Please print the full listing exactly.

>>>

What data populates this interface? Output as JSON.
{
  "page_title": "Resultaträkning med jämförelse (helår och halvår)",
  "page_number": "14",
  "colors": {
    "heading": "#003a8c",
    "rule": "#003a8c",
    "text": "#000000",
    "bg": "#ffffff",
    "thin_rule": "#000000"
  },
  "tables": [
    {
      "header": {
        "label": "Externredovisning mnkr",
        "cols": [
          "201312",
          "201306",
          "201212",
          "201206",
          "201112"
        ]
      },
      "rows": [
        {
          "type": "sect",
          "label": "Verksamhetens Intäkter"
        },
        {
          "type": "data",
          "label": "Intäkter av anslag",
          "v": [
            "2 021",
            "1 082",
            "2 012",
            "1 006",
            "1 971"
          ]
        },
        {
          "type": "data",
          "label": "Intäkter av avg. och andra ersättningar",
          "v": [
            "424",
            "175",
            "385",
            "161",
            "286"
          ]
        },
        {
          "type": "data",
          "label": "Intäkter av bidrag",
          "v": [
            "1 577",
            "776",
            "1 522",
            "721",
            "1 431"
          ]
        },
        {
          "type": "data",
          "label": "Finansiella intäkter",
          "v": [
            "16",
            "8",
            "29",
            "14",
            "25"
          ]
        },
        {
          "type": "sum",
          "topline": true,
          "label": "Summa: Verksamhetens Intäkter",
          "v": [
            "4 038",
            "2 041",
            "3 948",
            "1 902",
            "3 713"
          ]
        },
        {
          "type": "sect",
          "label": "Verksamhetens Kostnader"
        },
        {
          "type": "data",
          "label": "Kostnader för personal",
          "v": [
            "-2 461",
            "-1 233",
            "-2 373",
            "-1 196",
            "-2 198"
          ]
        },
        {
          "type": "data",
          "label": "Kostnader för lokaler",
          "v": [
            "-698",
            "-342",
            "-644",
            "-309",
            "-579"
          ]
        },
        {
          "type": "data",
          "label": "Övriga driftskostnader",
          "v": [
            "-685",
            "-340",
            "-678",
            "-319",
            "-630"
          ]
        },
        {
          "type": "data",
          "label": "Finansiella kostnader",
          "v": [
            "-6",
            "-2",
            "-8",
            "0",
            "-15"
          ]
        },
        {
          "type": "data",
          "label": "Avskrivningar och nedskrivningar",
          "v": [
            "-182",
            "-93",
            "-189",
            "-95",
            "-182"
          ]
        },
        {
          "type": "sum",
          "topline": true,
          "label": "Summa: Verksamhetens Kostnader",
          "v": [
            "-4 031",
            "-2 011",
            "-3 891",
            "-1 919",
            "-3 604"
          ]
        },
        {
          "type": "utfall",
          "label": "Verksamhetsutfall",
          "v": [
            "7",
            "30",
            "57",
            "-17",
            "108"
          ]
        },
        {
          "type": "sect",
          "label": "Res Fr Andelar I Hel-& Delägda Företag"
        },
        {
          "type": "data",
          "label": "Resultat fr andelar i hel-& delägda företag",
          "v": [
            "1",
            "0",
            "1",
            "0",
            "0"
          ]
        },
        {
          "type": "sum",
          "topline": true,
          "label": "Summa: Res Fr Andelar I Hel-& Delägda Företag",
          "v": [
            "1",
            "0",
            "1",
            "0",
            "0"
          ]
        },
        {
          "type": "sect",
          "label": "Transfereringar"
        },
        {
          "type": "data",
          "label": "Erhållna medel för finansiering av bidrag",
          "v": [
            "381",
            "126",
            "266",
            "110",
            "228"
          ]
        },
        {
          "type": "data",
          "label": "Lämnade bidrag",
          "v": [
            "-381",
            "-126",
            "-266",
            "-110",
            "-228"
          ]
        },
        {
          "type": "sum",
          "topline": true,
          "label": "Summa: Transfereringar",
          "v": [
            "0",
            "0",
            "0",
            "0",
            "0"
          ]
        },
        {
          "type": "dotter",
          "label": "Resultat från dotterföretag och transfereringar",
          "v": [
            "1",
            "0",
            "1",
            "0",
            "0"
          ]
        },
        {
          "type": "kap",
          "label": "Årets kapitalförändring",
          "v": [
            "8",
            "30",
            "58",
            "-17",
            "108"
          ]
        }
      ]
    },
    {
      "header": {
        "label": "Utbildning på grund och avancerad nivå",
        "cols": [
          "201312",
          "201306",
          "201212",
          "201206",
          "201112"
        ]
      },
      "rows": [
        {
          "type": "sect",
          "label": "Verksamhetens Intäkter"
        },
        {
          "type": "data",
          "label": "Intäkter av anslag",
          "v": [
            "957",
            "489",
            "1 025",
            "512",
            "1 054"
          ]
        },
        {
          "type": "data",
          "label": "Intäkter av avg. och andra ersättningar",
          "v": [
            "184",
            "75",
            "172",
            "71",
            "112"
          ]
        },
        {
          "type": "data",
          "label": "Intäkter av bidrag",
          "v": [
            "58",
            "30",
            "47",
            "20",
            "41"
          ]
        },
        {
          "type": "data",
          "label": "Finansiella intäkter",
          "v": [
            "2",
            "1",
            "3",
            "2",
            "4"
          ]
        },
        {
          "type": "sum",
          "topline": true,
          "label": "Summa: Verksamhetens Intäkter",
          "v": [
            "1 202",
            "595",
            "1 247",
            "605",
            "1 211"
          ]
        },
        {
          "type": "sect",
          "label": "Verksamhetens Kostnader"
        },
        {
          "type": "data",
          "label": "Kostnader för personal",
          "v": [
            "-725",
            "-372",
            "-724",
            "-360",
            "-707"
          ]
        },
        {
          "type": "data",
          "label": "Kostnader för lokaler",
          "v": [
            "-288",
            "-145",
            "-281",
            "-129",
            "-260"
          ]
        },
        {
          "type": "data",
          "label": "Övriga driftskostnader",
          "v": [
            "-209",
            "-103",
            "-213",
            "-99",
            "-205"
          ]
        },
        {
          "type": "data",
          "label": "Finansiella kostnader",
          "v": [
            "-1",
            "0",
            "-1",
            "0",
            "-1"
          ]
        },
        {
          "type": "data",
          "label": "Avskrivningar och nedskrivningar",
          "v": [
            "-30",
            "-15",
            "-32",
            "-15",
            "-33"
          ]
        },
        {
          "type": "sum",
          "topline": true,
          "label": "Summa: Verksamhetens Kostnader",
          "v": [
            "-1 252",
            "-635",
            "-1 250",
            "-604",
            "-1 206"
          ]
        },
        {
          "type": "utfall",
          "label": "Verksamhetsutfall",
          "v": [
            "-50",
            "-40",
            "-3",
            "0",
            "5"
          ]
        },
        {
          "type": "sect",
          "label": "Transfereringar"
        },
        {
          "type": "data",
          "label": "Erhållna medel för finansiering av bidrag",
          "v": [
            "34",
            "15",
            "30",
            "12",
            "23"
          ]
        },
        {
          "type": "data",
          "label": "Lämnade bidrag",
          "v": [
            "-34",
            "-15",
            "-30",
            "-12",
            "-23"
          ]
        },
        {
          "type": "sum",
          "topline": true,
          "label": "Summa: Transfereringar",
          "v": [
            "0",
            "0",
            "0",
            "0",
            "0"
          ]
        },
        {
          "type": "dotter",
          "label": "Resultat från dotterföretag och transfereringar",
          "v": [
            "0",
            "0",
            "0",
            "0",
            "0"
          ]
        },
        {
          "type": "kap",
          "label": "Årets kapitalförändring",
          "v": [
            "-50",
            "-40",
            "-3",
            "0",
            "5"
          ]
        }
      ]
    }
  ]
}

<<<

▶ **RESPONSE TO THE EXERCISE**
What data populates this interface? Output as JSON.
{
  "page_title": "Resultaträkning med jämförelse (helår och halvår)",
  "page_number": "14",
  "colors": {
    "heading": "#003a8c",
    "rule": "#003a8c",
    "text": "#000000",
    "bg": "#ffffff",
    "thin_rule": "#000000"
  },
  "tables": [
    {
      "header": {
        "label": "Externredovisning mnkr",
        "cols": [
          "201312",
          "201306",
          "201212",
          "201206",
          "201112"
        ]
      },
      "rows": [
        {
          "type": "sect",
          "label": "Verksamhetens Intäkter"
        },
        {
          "type": "data",
          "label": "Intäkter av anslag",
          "v": [
            "2 021",
            "1 082",
            "2 012",
            "1 006",
            "1 971"
          ]
        },
        {
          "type": "data",
          "label": "Intäkter av avg. och andra ersättningar",
          "v": [
            "424",
            "175",
            "385",
            "161",
            "286"
          ]
        },
        {
          "type": "data",
          "label": "Intäkter av bidrag",
          "v": [
            "1 577",
            "776",
            "1 522",
            "721",
            "1 431"
          ]
        },
        {
          "type": "data",
          "label": "Finansiella intäkter",
          "v": [
            "16",
            "8",
            "29",
            "14",
            "25"
          ]
        },
        {
          "type": "sum",
          "topline": true,
          "label": "Summa: Verksamhetens Intäkter",
          "v": [
            "4 038",
            "2 041",
            "3 948",
            "1 902",
            "3 713"
          ]
        },
        {
          "type": "sect",
          "label": "Verksamhetens Kostnader"
        },
        {
          "type": "data",
          "label": "Kostnader för personal",
          "v": [
            "-2 461",
            "-1 233",
            "-2 373",
            "-1 196",
            "-2 198"
          ]
        },
        {
          "type": "data",
          "label": "Kostnader för lokaler",
          "v": [
            "-698",
            "-342",
            "-644",
            "-309",
            "-579"
          ]
        },
        {
          "type": "data",
          "label": "Övriga driftskostnader",
          "v": [
            "-685",
            "-340",
            "-678",
            "-319",
            "-630"
          ]
        },
        {
          "type": "data",
          "label": "Finansiella kostnader",
          "v": [
            "-6",
            "-2",
            "-8",
            "0",
            "-15"
          ]
        },
        {
          "type": "data",
          "label": "Avskrivningar och nedskrivningar",
          "v": [
            "-182",
            "-93",
            "-189",
            "-95",
            "-182"
          ]
        },
        {
          "type": "sum",
          "topline": true,
          "label": "Summa: Verksamhetens Kostnader",
          "v": [
            "-4 031",
            "-2 011",
            "-3 891",
            "-1 919",
            "-3 604"
          ]
        },
        {
          "type": "utfall",
          "label": "Verksamhetsutfall",
          "v": [
            "7",
            "30",
            "57",
            "-17",
            "108"
          ]
        },
        {
          "type": "sect",
          "label": "Res Fr Andelar I Hel-& Delägda Företag"
        },
        {
          "type": "data",
          "label": "Resultat fr andelar i hel-& delägda företag",
          "v": [
            "1",
            "0",
            "1",
            "0",
            "0"
          ]
        },
        {
          "type": "sum",
          "topline": true,
          "label": "Summa: Res Fr Andelar I Hel-& Delägda Företag",
          "v": [
            "1",
            "0",
            "1",
            "0",
            "0"
          ]
        },
        {
          "type": "sect",
          "label": "Transfereringar"
        },
        {
          "type": "data",
          "label": "Erhållna medel för finansiering av bidrag",
          "v": [
            "381",
            "126",
            "266",
            "110",
            "228"
          ]
        },
        {
          "type": "data",
          "label": "Lämnade bidrag",
          "v": [
            "-381",
            "-126",
            "-266",
            "-110",
            "-228"
          ]
        },
        {
          "type": "sum",
          "topline": true,
          "label": "Summa: Transfereringar",
          "v": [
            "0",
            "0",
            "0",
            "0",
            "0"
          ]
        },
        {
          "type": "dotter",
          "label": "Resultat från dotterföretag och transfereringar",
          "v": [
            "1",
            "0",
            "1",
            "0",
            "0"
          ]
        },
        {
          "type": "kap",
          "label": "Årets kapitalförändring",
          "v": [
            "8",
            "30",
            "58",
            "-17",
            "108"
          ]
        }
      ]
    },
    {
      "header": {
        "label": "Utbildning på grund och avancerad nivå",
        "cols": [
          "201312",
          "201306",
          "201212",
          "201206",
          "201112"
        ]
      },
      "rows": [
        {
          "type": "sect",
          "label": "Verksamhetens Intäkter"
        },
        {
          "type": "data",
          "label": "Intäkter av anslag",
          "v": [
            "957",
            "489",
            "1 025",
            "512",
            "1 054"
          ]
        },
        {
          "type": "data",
          "label": "Intäkter av avg. och andra ersättningar",
          "v": [
            "184",
            "75",
            "172",
            "71",
            "112"
          ]
        },
        {
          "type": "data",
          "label": "Intäkter av bidrag",
          "v": [
            "58",
            "30",
            "47",
            "20",
            "41"
          ]
        },
        {
          "type": "data",
          "label": "Finansiella intäkter",
          "v": [
            "2",
            "1",
            "3",
            "2",
            "4"
          ]
        },
        {
          "type": "sum",
          "topline": true,
          "label": "Summa: Verksamhetens Intäkter",
          "v": [
            "1 202",
            "595",
            "1 247",
            "605",
            "1 211"
          ]
        },
        {
          "type": "sect",
          "label": "Verksamhetens Kostnader"
        },
        {
          "type": "data",
          "label": "Kostnader för personal",
          "v": [
            "-725",
            "-372",
            "-724",
            "-360",
            "-707"
          ]
        },
        {
          "type": "data",
          "label": "Kostnader för lokaler",
          "v": [
            "-288",
            "-145",
            "-281",
            "-129",
            "-260"
          ]
        },
        {
          "type": "data",
          "label": "Övriga driftskostnader",
          "v": [
            "-209",
            "-103",
            "-213",
            "-99",
            "-205"
          ]
        },
        {
          "type": "data",
          "label": "Finansiella kostnader",
          "v": [
            "-1",
            "0",
            "-1",
            "0",
            "-1"
          ]
        },
        {
          "type": "data",
          "label": "Avskrivningar och nedskrivningar",
          "v": [
            "-30",
            "-15",
            "-32",
            "-15",
            "-33"
          ]
        },
        {
          "type": "sum",
          "topline": true,
          "label": "Summa: Verksamhetens Kostnader",
          "v": [
            "-1 252",
            "-635",
            "-1 250",
            "-604",
            "-1 206"
          ]
        },
        {
          "type": "utfall",
          "label": "Verksamhetsutfall",
          "v": [
            "-50",
            "-40",
            "-3",
            "0",
            "5"
          ]
        },
        {
          "type": "sect",
          "label": "Transfereringar"
        },
        {
          "type": "data",
          "label": "Erhållna medel för finansiering av bidrag",
          "v": [
            "34",
            "15",
            "30",
            "12",
            "23"
          ]
        },
        {
          "type": "data",
          "label": "Lämnade bidrag",
          "v": [
            "-34",
            "-15",
            "-30",
            "-12",
            "-23"
          ]
        },
        {
          "type": "sum",
          "topline": true,
          "label": "Summa: Transfereringar",
          "v": [
            "0",
            "0",
            "0",
            "0",
            "0"
          ]
        },
        {
          "type": "dotter",
          "label": "Resultat från dotterföretag och transfereringar",
          "v": [
            "0",
            "0",
            "0",
            "0",
            "0"
          ]
        },
        {
          "type": "kap",
          "label": "Årets kapitalförändring",
          "v": [
            "-50",
            "-40",
            "-3",
            "0",
            "5"
          ]
        }
      ]
    }
  ]
}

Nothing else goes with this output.